↓↓↓

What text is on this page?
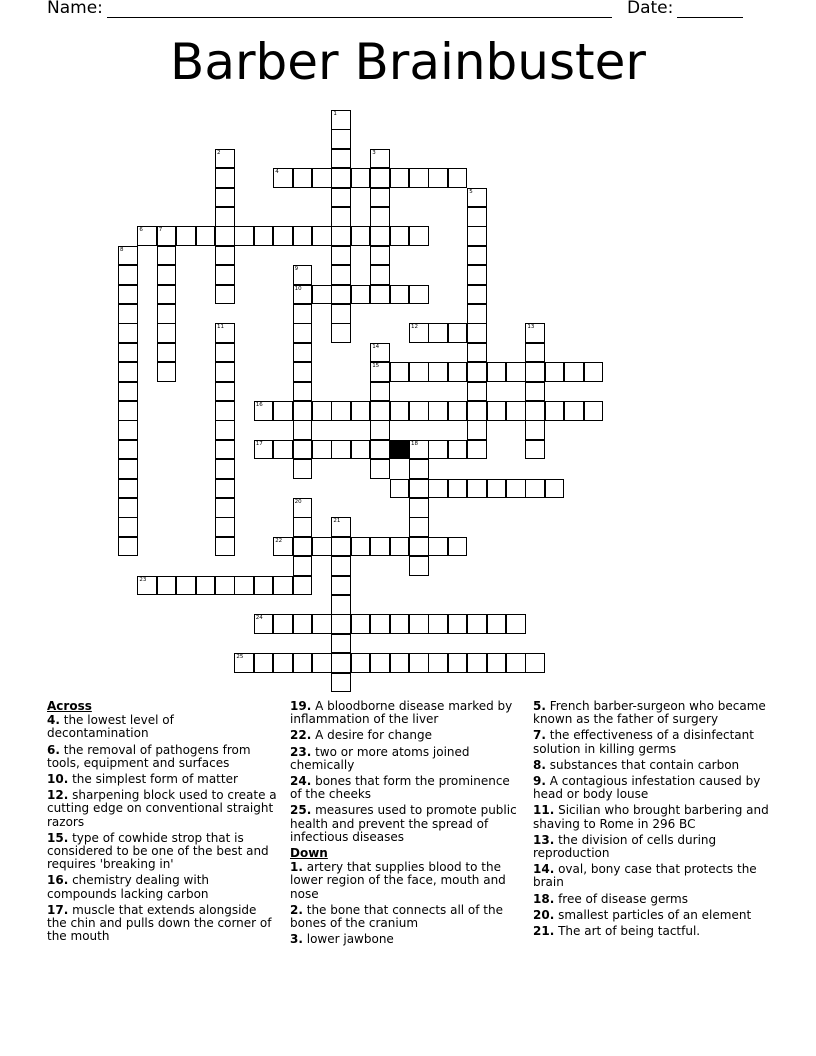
Name:	Date:
Barber Brainbuster
1
2	3
4
5
6	7
8
9
10
11	12	13
14
15
16
17	18
20
21
22
23
24
25
Across
4. the lowest level of decontamination
6. the removal of pathogens from tools, equipment and surfaces
10. the simplest form of matter
12. sharpening block used to create a cutting edge on conventional straight razors
15. type of cowhide strop that is considered to be one of the best and requires 'breaking in'
16. chemistry dealing with compounds lacking carbon
17. muscle that extends alongside the chin and pulls down the corner of the mouth
19. A bloodborne disease marked by inflammation of the liver
22. A desire for change
23. two or more atoms joined chemically
24. bones that form the prominence of the cheeks
25. measures used to promote public health and prevent the spread of infectious diseases
Down
1. artery that supplies blood to the lower region of the face, mouth and nose
2. the bone that connects all of the bones of the cranium
3. lower jawbone
5. French barber-surgeon who became known as the father of surgery
7. the effectiveness of a disinfectant solution in killing germs
8. substances that contain carbon
9. A contagious infestation caused by head or body louse
11. Sicilian who brought barbering and shaving to Rome in 296 BC
13. the division of cells during reproduction
14. oval, bony case that protects the brain
18. free of disease germs
20. smallest particles of an element
21. The art of being tactful.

↑↑↑

_Your task_
Extract all lines from the data in which "mouth" is found.

_Output_
17. muscle that extends alongside the chin and pulls down the corner of the mouth
1. artery that supplies blood to the lower region of the face, mouth and nose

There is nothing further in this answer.